SOURCE EXCERPT →
────────────────────

Re: Websockets

About this XMPP vs HTTP vs WS debate, I would also like hear people's
opinion about REST vs RPC.

XMPP follows an RPC architecture, yet XMPP is know to be rock solid
for federation. How can that be, if one of the core ideas behind a
RESTful architecture is that its stateless nature provides major
benefits to achieve a truly distributed system? Is RESTful overrated?

On Mon, Sep 17, 2012 at 8:13 PM, Simon Tennant <simon@buddycloud.com> wrote:
> Regarding the whole XMPP vs HTTP debate -
>
> XMPP is rock solid for federation - just frigging works, years of debugging,
> extensible etc etc
> XMPP is great for user to user chat - and users bring their "social network"
> roster with them
> XMPP drops into an organisation's existing infrastructure stack very easily
> (LDAP and existing chat servers like MS Lync)
> XMPP completely sucks for webdev
> HTTP is great for webdev
>
> So the ideal solution is rather pragmatic:
>
> buddycloud uses XMPP for federation.

────────────────────

STATED PROBLEM A →
What do these three parts of the Websockets post say?
(i) Which architecture does the post's author say XMPP follows?
(ii) Which two kinds of existing infrastructure does Simon Tennant say XMPP fits into easily?
(iii) What does buddycloud use XMPP for?
STATED PROBLEM B → Pick up the Websockets post after its final line and write a few more lines in the same quoted style.

EXCERPTED DATA →

────────────────────

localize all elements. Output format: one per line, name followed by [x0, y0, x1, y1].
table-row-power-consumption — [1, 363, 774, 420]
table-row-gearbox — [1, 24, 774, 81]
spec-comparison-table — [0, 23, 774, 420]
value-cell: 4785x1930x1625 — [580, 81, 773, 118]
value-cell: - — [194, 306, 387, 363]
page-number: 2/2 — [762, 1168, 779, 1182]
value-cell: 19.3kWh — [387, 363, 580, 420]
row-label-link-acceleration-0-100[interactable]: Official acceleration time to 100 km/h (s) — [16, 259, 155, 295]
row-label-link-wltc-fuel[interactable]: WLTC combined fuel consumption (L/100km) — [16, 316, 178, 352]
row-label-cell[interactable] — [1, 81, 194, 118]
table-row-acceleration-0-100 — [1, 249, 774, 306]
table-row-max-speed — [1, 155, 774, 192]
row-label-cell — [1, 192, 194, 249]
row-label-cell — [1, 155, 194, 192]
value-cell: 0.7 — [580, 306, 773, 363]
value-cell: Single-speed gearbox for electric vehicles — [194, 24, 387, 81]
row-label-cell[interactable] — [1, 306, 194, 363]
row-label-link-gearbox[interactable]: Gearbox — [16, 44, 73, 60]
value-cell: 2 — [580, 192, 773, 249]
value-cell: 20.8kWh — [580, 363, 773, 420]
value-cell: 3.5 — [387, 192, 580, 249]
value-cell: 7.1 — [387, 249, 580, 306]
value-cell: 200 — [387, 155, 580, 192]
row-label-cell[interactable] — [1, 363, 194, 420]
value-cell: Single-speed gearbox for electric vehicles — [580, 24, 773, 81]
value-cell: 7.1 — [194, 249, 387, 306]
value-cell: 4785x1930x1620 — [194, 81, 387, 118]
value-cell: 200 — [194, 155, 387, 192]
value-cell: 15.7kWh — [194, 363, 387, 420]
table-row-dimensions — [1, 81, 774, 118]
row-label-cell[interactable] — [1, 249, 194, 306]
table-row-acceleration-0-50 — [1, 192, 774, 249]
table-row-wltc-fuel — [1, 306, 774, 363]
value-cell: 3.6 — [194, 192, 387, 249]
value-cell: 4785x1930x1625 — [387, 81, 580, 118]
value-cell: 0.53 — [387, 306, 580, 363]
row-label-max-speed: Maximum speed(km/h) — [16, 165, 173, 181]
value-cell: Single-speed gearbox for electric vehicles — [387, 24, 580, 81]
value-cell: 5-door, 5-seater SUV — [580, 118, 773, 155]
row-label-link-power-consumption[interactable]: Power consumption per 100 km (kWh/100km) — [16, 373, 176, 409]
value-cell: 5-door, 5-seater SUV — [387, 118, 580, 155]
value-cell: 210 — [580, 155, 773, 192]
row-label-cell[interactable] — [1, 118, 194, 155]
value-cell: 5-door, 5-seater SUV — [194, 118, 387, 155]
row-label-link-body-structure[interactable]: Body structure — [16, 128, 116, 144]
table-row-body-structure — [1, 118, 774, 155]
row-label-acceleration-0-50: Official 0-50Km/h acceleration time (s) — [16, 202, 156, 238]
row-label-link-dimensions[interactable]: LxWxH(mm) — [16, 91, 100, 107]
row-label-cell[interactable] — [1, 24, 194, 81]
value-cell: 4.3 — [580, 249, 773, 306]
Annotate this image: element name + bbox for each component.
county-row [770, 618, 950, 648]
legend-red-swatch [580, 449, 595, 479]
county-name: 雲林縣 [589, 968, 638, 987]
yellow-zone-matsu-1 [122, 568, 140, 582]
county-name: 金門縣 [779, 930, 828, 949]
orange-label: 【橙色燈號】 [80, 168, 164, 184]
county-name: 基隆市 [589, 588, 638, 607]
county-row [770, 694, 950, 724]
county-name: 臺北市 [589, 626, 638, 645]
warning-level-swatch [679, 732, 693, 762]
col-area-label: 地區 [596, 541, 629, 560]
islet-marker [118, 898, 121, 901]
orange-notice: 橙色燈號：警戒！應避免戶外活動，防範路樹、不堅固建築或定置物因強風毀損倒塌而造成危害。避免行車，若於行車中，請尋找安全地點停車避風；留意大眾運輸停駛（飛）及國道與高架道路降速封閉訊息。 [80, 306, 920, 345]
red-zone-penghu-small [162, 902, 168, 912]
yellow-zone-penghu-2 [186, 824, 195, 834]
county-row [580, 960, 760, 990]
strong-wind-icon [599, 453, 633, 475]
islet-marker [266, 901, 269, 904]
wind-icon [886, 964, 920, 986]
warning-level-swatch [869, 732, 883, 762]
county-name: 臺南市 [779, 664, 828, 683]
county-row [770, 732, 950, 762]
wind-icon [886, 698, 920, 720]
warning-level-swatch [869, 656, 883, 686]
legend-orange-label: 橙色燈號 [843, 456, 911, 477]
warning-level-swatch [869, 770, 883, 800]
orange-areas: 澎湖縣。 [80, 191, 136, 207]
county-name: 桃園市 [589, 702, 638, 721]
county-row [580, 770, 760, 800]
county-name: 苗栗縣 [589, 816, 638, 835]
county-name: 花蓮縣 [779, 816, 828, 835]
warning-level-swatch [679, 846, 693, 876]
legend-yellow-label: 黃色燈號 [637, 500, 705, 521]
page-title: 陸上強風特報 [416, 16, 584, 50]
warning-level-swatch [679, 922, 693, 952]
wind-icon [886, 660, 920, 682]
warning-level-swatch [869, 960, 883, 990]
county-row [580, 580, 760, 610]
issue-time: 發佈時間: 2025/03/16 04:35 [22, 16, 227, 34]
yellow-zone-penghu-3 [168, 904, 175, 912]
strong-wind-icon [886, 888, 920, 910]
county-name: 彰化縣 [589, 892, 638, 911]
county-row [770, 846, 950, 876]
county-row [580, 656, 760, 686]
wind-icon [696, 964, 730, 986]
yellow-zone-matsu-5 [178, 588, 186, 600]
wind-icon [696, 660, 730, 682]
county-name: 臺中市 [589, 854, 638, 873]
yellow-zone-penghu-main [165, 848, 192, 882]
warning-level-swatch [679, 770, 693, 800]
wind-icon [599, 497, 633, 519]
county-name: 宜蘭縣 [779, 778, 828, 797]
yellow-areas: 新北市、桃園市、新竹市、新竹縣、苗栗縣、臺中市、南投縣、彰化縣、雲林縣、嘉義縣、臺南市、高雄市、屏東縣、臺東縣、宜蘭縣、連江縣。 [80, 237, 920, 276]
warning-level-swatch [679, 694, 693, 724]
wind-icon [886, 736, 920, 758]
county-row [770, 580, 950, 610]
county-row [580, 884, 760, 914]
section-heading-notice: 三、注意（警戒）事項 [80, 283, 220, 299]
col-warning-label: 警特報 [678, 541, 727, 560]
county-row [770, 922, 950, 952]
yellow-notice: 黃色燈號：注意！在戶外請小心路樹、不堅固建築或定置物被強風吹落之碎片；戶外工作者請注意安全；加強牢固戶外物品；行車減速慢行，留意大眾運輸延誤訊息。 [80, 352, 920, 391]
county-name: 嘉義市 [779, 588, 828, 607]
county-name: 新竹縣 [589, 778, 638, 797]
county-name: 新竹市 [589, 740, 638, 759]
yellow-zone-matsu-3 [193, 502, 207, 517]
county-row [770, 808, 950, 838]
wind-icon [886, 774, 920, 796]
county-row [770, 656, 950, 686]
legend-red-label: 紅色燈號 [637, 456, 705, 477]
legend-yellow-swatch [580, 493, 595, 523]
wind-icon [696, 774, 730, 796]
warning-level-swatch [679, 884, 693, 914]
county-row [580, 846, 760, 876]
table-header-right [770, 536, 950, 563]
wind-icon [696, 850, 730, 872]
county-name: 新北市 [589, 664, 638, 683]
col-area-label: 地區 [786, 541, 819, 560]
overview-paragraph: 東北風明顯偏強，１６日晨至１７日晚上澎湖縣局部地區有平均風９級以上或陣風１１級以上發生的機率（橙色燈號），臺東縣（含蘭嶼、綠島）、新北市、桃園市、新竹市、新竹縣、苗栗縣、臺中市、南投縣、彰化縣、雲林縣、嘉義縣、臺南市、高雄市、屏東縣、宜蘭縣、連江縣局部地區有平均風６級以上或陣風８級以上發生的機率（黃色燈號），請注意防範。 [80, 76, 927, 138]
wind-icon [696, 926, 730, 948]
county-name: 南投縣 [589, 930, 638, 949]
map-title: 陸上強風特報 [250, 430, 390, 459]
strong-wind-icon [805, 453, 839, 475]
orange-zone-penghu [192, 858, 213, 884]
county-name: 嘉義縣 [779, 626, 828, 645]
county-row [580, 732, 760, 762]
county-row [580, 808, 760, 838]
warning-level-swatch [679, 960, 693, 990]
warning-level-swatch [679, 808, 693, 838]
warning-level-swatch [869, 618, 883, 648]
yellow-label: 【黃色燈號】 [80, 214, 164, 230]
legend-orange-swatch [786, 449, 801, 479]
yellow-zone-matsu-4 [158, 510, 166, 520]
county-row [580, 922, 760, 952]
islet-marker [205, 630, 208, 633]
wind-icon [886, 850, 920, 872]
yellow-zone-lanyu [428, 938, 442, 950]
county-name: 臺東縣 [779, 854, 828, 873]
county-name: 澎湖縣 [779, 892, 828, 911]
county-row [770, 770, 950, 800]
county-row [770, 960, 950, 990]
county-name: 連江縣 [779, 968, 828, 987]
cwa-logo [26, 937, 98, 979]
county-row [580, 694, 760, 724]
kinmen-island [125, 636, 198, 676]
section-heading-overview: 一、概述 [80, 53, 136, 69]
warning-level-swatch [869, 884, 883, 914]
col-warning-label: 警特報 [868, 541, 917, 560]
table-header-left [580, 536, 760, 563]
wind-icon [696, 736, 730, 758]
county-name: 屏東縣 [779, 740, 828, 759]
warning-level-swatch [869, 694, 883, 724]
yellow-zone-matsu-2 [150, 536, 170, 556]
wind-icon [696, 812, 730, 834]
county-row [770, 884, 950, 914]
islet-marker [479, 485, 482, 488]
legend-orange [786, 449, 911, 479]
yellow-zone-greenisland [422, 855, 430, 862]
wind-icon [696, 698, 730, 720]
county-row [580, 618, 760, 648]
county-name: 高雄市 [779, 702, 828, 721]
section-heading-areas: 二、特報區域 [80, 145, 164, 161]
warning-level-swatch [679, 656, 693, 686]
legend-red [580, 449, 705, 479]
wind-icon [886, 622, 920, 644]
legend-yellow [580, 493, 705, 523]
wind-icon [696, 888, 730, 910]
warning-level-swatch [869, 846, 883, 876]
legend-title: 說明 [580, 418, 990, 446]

────────────────────

TASK OUTPUT A →
(i) An RPC architecture.
(ii) LDAP and existing chat servers such as MS Lync.
(iii) Federation.

TASK OUTPUT B →
> buddycloud uses XMPP to tie together a bunch of components (channel server,
> media server, HTTP API)
> buddycloud built an XMPP+bosh webclient, we failed horribly (too long, slow,
> etc)
> we have now built the XMPP to HTTP API server
> (https://buddycloud.org/wiki/Buddycloud_HTTP_API running from
> https://buddycloud.org/wiki/Buddycloud_HTTP_API_server)
> we are now building a webclient that uses this HTTP -> XMPP bridge and so
> far very happy with performance
> (https://munin.buddycloud.com/buddycloud.com/crater.buddycloud.com/httpresponsetime.html)
> We are close to launching our new webclient based on a pure HTTP API bridge
> (that keeps sessions open for speed) with
> https://github.com/buddycloud/webclient/tree/develop
>
> The conclusion of this is that we can now have a) reliable federation, b)
> messaging and media sharing across domains, c) plug into a huge community of
> developers that are familiar with RESTy and JSONy ways of developing.
>
> I would be happy to talk about some fo the decisions and our thinking behind
> each one if there are specific questions.
>
> S.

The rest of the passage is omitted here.